>> Begin RECORD SET

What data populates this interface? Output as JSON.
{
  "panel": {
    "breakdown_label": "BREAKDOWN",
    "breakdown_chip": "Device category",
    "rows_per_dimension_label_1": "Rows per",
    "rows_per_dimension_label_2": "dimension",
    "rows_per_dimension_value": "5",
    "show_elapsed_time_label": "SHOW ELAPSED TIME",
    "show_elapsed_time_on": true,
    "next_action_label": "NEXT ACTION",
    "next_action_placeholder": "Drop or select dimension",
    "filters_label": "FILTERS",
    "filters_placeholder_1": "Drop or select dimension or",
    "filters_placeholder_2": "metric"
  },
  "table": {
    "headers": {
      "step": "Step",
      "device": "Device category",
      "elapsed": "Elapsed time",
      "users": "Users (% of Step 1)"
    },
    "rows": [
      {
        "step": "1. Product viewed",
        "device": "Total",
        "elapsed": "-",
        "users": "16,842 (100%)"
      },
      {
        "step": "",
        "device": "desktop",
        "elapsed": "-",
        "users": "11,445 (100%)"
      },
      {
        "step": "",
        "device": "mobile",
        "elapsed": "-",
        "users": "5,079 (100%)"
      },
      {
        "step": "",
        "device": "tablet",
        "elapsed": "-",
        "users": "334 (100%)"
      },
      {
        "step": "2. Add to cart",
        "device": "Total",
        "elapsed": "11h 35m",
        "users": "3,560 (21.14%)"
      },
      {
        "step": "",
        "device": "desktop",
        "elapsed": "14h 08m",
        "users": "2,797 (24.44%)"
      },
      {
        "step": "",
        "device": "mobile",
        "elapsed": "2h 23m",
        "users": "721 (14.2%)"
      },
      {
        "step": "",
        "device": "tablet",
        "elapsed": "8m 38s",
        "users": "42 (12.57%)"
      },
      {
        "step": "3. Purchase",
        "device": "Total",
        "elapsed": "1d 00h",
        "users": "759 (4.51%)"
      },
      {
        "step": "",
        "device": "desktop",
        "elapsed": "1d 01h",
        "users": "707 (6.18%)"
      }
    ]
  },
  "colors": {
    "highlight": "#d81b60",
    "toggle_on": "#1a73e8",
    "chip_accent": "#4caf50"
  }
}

>> End RECORD SET

__EXERCISE DETAILS__.
Repeat the records above in full, character for character.

__PROBLEM SOLUTION__.
What data populates this interface? Output as JSON.
{
  "panel": {
    "breakdown_label": "BREAKDOWN",
    "breakdown_chip": "Device category",
    "rows_per_dimension_label_1": "Rows per",
    "rows_per_dimension_label_2": "dimension",
    "rows_per_dimension_value": "5",
    "show_elapsed_time_label": "SHOW ELAPSED TIME",
    "show_elapsed_time_on": true,
    "next_action_label": "NEXT ACTION",
    "next_action_placeholder": "Drop or select dimension",
    "filters_label": "FILTERS",
    "filters_placeholder_1": "Drop or select dimension or",
    "filters_placeholder_2": "metric"
  },
  "table": {
    "headers": {
      "step": "Step",
      "device": "Device category",
      "elapsed": "Elapsed time",
      "users": "Users (% of Step 1)"
    },
    "rows": [
      {
        "step": "1. Product viewed",
        "device": "Total",
        "elapsed": "-",
        "users": "16,842 (100%)"
      },
      {
        "step": "",
        "device": "desktop",
        "elapsed": "-",
        "users": "11,445 (100%)"
      },
      {
        "step": "",
        "device": "mobile",
        "elapsed": "-",
        "users": "5,079 (100%)"
      },
      {
        "step": "",
        "device": "tablet",
        "elapsed": "-",
        "users": "334 (100%)"
      },
      {
        "step": "2. Add to cart",
        "device": "Total",
        "elapsed": "11h 35m",
        "users": "3,560 (21.14%)"
      },
      {
        "step": "",
        "device": "desktop",
        "elapsed": "14h 08m",
        "users": "2,797 (24.44%)"
      },
      {
        "step": "",
        "device": "mobile",
        "elapsed": "2h 23m",
        "users": "721 (14.2%)"
      },
      {
        "step": "",
        "device": "tablet",
        "elapsed": "8m 38s",
        "users": "42 (12.57%)"
      },
      {
        "step": "3. Purchase",
        "device": "Total",
        "elapsed": "1d 00h",
        "users": "759 (4.51%)"
      },
      {
        "step": "",
        "device": "desktop",
        "elapsed": "1d 01h",
        "users": "707 (6.18%)"
      }
    ]
  },
  "colors": {
    "highlight": "#d81b60",
    "toggle_on": "#1a73e8",
    "chip_accent": "#4caf50"
  }
}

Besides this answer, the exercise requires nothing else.